= WHAT IS BEING ASKED =
Present the data once more in exactly its original form.

= GIVEN RECORDS =
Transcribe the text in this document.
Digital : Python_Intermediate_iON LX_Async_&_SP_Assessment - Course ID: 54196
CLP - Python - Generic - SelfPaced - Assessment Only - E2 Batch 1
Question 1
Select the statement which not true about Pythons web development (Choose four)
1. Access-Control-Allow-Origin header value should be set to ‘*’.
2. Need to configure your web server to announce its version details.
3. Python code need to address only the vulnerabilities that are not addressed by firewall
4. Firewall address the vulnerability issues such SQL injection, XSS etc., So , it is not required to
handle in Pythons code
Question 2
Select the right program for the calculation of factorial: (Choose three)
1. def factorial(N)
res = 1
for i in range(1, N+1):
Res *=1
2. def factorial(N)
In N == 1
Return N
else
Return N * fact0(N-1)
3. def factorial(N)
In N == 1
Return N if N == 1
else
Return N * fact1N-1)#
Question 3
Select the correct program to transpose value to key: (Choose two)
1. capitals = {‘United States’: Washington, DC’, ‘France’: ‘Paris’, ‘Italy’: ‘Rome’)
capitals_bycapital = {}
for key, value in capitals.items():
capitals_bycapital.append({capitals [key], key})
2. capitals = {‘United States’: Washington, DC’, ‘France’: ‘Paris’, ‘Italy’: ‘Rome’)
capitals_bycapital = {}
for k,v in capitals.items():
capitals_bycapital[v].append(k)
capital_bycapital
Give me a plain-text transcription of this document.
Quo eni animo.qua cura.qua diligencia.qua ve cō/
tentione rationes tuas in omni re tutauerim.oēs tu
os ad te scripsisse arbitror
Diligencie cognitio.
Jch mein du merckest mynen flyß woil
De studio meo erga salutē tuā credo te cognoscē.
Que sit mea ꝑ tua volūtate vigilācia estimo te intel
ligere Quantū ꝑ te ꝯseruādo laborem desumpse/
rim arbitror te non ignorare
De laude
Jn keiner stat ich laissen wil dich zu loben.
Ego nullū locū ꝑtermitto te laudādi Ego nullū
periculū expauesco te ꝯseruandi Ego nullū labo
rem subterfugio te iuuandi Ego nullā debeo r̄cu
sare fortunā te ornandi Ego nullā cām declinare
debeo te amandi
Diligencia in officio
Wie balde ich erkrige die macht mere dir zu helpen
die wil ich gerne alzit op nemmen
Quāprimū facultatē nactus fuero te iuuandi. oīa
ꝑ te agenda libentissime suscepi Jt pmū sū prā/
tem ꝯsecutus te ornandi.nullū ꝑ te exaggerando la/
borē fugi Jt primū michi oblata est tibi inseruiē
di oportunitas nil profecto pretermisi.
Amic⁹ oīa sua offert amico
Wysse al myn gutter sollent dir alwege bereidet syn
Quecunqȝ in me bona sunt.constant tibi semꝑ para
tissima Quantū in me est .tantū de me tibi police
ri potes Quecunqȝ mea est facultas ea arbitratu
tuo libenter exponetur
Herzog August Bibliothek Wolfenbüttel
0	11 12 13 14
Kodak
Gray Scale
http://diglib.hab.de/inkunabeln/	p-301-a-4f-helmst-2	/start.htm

= OUTPUT FOR THIS TASK =
Transcribe the text in this document.
Digital : Python_Intermediate_iON LX_Async_&_SP_Assessment - Course ID: 54196
CLP - Python - Generic - SelfPaced - Assessment Only - E2 Batch 1
Question 1
Select the statement which not true about Pythons web development (Choose four)
1. Access-Control-Allow-Origin header value should be set to ‘*’.
2. Need to configure your web server to announce its version details.
3. Python code need to address only the vulnerabilities that are not addressed by firewall
4. Firewall address the vulnerability issues such SQL injection, XSS etc., So , it is not required to
handle in Pythons code
Question 2
Select the right program for the calculation of factorial: (Choose three)
1. def factorial(N)
res = 1
for i in range(1, N+1):
Res *=1
2. def factorial(N)
In N == 1
Return N
else
Return N * fact0(N-1)
3. def factorial(N)
In N == 1
Return N if N == 1
else
Return N * fact1N-1)#
Question 3
Select the correct program to transpose value to key: (Choose two)
1. capitals = {‘United States’: Washington, DC’, ‘France’: ‘Paris’, ‘Italy’: ‘Rome’)
capitals_bycapital = {}
for key, value in capitals.items():
capitals_bycapital.append({capitals [key], key})
2. capitals = {‘United States’: Washington, DC’, ‘France’: ‘Paris’, ‘Italy’: ‘Rome’)
capitals_bycapital = {}
for k,v in capitals.items():
capitals_bycapital[v].append(k)
capital_bycapital
Give me a plain-text transcription of this document.
Quo eni animo.qua cura.qua diligencia.qua ve cō/
tentione rationes tuas in omni re tutauerim.oēs tu
os ad te scripsisse arbitror
Diligencie cognitio.
Jch mein du merckest mynen flyß woil
De studio meo erga salutē tuā credo te cognoscē.
Que sit mea ꝑ tua volūtate vigilācia estimo te intel
ligere Quantū ꝑ te ꝯseruādo laborem desumpse/
rim arbitror te non ignorare
De laude
Jn keiner stat ich laissen wil dich zu loben.
Ego nullū locū ꝑtermitto te laudādi Ego nullū
periculū expauesco te ꝯseruandi Ego nullū labo
rem subterfugio te iuuandi Ego nullā debeo r̄cu
sare fortunā te ornandi Ego nullā cām declinare
debeo te amandi
Diligencia in officio
Wie balde ich erkrige die macht mere dir zu helpen
die wil ich gerne alzit op nemmen
Quāprimū facultatē nactus fuero te iuuandi. oīa
ꝑ te agenda libentissime suscepi Jt pmū sū prā/
tem ꝯsecutus te ornandi.nullū ꝑ te exaggerando la/
borē fugi Jt primū michi oblata est tibi inseruiē
di oportunitas nil profecto pretermisi.
Amic⁹ oīa sua offert amico
Wysse al myn gutter sollent dir alwege bereidet syn
Quecunqȝ in me bona sunt.constant tibi semꝑ para
tissima Quantū in me est .tantū de me tibi police
ri potes Quecunqȝ mea est facultas ea arbitratu
tuo libenter exponetur
Herzog August Bibliothek Wolfenbüttel
0	11 12 13 14
Kodak
Gray Scale
http://diglib.hab.de/inkunabeln/	p-301-a-4f-helmst-2	/start.htm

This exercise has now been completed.